**Records provided:**
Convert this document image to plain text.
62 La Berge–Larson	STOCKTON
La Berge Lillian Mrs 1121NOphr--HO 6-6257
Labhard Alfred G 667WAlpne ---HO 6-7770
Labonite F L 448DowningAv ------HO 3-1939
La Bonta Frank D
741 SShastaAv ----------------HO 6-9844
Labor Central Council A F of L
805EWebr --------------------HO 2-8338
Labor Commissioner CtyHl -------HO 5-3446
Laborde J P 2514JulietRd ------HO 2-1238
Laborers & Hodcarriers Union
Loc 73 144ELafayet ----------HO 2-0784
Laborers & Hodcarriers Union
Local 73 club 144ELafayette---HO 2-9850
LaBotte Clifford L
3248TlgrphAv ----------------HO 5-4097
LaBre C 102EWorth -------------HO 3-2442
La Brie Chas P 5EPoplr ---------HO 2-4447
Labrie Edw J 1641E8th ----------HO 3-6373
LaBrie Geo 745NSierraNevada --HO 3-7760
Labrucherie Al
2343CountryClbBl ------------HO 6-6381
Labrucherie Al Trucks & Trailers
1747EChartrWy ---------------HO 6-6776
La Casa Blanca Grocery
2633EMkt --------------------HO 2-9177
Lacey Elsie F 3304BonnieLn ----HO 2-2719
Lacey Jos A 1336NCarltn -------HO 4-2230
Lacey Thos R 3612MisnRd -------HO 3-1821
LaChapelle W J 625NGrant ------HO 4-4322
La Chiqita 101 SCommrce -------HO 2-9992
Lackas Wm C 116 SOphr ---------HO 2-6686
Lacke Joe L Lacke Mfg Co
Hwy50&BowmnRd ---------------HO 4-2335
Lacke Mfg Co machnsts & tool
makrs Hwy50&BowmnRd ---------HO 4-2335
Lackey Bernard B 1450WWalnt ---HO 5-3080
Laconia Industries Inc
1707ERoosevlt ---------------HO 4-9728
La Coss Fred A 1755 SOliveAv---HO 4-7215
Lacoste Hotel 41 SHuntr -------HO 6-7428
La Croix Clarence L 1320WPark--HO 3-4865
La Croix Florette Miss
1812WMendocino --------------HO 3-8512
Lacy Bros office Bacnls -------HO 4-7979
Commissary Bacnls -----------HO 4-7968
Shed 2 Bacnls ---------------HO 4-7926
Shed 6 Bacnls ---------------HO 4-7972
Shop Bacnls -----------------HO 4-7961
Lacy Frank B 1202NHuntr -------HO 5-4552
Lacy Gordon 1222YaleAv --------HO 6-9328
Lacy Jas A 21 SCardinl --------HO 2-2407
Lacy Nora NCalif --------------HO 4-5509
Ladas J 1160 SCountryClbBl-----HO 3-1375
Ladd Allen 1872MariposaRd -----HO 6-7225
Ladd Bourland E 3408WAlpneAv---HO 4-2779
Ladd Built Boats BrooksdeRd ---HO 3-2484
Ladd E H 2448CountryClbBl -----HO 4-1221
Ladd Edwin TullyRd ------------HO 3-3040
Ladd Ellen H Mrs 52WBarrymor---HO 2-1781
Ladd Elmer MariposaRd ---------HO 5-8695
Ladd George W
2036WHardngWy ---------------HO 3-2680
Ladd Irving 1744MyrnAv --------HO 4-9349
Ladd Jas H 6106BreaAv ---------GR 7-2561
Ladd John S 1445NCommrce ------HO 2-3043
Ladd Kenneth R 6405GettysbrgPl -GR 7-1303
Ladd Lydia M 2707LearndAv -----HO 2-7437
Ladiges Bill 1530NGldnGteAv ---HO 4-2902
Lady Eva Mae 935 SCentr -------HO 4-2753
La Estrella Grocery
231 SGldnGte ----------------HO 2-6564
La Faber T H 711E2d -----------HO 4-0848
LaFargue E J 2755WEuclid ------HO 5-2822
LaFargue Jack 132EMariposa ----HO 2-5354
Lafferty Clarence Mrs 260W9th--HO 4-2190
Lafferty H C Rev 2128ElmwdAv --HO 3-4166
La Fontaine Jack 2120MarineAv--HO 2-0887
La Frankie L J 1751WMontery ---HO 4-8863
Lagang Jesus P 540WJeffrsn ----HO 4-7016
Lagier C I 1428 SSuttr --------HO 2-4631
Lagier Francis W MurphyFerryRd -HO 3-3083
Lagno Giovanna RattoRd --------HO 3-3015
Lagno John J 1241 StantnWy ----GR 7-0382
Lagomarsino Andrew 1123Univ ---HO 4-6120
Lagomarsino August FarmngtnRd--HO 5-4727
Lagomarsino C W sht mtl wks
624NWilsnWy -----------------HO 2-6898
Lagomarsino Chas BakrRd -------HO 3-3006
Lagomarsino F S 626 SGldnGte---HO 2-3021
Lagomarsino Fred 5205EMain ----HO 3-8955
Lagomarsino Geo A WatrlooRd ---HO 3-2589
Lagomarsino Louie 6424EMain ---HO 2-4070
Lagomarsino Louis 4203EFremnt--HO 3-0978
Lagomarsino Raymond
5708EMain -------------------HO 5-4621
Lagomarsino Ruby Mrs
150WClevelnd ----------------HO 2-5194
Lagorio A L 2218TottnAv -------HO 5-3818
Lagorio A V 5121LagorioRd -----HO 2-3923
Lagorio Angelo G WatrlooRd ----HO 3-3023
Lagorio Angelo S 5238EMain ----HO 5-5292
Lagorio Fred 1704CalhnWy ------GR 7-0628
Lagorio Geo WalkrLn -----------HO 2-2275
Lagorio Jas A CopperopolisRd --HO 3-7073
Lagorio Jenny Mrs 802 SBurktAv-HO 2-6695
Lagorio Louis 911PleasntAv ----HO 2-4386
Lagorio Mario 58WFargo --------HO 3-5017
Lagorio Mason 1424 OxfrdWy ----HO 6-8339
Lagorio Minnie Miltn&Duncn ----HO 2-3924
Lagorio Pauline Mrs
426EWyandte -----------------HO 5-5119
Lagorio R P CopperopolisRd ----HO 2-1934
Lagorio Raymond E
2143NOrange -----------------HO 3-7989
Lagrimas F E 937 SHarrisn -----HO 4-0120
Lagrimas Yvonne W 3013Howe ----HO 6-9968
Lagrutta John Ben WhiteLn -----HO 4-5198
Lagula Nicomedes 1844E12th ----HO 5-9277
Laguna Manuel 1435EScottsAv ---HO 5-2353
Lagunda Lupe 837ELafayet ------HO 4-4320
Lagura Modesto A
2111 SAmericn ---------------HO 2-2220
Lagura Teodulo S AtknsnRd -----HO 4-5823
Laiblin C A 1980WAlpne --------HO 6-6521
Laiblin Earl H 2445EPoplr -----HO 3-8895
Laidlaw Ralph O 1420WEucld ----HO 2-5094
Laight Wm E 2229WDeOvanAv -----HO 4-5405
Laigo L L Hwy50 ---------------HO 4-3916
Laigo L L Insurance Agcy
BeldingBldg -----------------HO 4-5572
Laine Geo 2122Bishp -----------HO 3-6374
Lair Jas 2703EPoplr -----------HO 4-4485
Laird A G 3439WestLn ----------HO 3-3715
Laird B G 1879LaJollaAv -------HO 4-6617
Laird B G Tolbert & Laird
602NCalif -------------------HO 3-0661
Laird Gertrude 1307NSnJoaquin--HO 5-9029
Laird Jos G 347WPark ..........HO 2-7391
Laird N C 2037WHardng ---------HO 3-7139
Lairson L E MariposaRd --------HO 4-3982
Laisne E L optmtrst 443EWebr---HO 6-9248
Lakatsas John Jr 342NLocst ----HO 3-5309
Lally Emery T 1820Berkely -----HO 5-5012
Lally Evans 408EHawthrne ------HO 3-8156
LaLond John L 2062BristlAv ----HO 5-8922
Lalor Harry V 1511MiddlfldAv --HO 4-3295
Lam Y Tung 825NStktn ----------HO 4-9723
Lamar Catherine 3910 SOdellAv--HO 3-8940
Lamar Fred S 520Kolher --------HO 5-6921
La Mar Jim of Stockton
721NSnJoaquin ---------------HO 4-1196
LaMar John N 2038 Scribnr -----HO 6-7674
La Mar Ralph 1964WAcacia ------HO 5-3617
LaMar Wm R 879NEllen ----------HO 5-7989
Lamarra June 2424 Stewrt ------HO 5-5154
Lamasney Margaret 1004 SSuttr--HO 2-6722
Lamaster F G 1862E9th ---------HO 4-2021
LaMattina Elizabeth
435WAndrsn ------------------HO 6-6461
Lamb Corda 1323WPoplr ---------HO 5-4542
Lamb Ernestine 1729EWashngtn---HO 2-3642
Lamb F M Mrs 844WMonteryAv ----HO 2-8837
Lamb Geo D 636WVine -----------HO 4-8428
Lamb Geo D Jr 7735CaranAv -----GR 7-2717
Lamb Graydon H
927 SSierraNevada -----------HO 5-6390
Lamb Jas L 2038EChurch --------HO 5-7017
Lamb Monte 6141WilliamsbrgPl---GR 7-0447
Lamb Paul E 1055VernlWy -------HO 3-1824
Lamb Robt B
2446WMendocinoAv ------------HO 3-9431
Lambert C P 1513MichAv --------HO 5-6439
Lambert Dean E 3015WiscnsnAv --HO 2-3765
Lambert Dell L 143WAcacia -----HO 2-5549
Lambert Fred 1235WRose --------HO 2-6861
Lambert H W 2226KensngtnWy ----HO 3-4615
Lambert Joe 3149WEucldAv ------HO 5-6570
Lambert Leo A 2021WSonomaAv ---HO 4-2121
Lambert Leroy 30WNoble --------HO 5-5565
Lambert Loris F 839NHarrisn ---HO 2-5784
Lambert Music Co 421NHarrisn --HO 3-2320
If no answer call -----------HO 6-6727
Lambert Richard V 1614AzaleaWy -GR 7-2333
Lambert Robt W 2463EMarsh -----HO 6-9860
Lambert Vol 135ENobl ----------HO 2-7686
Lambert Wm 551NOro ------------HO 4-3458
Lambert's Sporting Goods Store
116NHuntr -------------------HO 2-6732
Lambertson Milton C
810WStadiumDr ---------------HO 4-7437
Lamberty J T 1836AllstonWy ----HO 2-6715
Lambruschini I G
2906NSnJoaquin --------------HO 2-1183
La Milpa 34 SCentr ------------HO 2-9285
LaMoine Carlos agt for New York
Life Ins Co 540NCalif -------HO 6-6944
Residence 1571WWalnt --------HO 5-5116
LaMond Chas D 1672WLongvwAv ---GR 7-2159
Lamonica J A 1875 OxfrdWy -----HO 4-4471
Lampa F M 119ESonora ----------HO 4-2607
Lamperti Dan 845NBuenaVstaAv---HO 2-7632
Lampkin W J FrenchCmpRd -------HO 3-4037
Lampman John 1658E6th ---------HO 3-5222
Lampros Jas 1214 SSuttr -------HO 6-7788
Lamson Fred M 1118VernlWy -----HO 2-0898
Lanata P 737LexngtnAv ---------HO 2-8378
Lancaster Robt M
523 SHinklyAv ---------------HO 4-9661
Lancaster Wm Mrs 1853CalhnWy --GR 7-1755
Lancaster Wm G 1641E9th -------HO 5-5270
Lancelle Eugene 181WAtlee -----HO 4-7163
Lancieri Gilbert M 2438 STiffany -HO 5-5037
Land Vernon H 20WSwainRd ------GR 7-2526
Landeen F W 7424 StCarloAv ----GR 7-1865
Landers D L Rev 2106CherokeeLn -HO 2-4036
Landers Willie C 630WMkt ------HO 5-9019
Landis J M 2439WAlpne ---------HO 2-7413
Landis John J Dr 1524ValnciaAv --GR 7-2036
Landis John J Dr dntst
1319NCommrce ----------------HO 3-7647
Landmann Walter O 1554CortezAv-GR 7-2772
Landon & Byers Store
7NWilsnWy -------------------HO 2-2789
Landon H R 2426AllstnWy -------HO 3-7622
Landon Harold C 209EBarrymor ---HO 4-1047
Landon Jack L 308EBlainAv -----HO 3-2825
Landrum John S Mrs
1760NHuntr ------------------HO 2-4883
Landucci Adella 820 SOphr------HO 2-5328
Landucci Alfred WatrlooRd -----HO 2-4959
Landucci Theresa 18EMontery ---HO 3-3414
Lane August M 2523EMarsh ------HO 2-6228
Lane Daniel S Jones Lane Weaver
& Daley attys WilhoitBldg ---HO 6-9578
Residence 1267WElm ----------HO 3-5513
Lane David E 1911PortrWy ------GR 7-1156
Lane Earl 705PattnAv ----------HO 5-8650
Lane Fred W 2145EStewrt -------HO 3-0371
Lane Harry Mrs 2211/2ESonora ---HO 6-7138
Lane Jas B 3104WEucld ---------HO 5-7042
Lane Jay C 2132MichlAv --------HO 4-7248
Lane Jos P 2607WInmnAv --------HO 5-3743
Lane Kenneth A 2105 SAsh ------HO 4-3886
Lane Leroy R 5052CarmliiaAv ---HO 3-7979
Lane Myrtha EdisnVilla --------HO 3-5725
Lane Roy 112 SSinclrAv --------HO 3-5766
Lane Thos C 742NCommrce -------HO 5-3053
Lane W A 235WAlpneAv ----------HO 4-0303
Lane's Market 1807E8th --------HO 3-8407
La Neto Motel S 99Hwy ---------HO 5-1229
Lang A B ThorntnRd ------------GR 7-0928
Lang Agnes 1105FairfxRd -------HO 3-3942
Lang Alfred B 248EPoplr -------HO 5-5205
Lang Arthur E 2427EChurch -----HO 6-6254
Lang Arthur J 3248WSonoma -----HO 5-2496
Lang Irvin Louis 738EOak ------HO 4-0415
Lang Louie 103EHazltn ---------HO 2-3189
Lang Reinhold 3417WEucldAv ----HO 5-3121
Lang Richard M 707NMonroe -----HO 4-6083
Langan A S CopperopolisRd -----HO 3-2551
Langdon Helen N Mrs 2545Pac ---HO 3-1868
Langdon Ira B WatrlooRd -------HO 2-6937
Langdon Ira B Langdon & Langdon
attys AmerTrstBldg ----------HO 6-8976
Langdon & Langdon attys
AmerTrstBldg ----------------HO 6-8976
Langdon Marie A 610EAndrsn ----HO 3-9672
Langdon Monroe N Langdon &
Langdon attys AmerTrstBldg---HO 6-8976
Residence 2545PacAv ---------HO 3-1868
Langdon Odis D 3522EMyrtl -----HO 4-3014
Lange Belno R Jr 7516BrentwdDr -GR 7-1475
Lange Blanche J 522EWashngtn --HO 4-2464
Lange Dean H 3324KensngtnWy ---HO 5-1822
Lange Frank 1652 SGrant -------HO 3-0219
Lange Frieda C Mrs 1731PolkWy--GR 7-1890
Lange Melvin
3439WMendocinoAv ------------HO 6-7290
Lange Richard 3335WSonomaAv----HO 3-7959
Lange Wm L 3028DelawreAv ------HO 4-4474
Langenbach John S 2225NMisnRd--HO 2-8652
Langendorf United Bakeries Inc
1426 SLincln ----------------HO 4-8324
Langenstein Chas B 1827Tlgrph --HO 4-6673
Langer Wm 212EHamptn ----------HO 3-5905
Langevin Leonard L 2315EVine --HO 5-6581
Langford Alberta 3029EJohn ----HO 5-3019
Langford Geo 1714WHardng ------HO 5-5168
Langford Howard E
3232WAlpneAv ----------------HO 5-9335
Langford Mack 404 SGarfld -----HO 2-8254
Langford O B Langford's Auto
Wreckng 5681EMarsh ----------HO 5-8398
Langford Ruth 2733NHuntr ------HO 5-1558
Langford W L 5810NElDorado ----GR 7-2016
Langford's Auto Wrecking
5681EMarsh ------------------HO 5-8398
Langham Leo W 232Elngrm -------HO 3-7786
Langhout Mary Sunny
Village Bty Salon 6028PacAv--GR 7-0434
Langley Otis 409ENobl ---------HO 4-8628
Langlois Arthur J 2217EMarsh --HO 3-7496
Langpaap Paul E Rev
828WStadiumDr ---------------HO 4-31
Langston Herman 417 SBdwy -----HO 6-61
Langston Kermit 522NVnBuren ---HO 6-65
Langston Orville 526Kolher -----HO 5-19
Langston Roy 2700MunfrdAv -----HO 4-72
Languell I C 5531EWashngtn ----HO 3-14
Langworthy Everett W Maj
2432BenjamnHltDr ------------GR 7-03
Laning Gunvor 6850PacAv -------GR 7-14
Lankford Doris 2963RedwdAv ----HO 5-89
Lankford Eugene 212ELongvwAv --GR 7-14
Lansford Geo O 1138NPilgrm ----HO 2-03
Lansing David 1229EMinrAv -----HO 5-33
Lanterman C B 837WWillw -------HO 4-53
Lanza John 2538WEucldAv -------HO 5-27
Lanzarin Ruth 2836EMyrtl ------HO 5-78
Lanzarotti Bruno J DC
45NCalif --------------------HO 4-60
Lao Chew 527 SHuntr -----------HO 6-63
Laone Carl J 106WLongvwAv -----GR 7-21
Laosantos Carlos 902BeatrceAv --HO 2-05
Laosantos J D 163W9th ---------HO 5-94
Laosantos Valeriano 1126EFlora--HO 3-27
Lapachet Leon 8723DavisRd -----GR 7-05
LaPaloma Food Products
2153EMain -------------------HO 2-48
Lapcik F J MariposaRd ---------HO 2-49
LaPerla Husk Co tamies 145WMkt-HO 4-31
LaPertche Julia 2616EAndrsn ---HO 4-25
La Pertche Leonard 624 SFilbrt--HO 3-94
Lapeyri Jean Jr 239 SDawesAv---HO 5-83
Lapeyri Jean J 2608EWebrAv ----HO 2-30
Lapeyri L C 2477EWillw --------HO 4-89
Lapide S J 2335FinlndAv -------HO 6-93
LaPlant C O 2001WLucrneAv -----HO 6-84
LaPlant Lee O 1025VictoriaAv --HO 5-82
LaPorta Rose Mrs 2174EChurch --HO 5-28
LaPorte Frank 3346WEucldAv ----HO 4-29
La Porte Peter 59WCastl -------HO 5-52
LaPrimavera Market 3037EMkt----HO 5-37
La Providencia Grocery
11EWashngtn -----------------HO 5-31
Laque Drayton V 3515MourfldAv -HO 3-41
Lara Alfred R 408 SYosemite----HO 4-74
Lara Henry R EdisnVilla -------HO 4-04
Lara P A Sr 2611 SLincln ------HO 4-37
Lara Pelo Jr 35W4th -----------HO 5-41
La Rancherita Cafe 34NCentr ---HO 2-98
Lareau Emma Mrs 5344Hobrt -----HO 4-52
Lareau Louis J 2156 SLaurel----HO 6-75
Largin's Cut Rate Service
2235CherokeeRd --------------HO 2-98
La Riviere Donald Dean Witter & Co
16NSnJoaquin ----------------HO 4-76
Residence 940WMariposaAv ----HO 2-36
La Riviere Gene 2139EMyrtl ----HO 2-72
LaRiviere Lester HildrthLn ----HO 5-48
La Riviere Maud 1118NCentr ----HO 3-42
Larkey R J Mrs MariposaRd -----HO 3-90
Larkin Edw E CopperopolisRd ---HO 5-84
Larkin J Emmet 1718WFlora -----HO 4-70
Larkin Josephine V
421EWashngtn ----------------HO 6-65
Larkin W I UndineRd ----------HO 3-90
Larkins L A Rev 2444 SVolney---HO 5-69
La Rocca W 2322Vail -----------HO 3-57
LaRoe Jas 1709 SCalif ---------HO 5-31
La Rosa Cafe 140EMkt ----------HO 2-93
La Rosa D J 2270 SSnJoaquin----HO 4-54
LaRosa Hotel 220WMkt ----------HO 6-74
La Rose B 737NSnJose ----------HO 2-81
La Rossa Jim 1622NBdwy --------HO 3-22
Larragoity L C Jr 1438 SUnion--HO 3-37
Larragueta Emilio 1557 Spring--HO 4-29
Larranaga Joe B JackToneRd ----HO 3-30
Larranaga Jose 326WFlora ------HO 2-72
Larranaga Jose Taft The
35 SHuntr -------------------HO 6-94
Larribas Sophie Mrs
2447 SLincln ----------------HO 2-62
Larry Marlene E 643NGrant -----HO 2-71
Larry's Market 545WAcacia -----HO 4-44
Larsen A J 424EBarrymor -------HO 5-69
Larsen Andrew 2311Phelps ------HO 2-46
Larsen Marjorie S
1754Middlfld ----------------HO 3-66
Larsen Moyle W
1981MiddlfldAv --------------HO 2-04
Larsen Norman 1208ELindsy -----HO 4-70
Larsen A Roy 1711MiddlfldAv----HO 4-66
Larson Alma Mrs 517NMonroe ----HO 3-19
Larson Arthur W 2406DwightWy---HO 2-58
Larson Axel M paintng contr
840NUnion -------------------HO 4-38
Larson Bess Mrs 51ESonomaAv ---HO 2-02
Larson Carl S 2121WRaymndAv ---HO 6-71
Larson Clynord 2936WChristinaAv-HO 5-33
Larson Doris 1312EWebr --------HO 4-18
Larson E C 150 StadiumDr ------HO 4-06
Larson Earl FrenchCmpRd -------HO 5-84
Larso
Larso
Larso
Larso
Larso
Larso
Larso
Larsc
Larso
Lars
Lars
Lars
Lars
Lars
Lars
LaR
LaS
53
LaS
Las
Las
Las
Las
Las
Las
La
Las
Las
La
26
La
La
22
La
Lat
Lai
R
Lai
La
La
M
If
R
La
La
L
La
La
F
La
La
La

**Problem to solve:**
Each line of the entries above that has the word "Lagno" is to be copied.

**Task answer:**
Lagno Giovanna RattoRd --------HO 3-3015
Lagno John J 1241 StantnWy ----GR 7-0382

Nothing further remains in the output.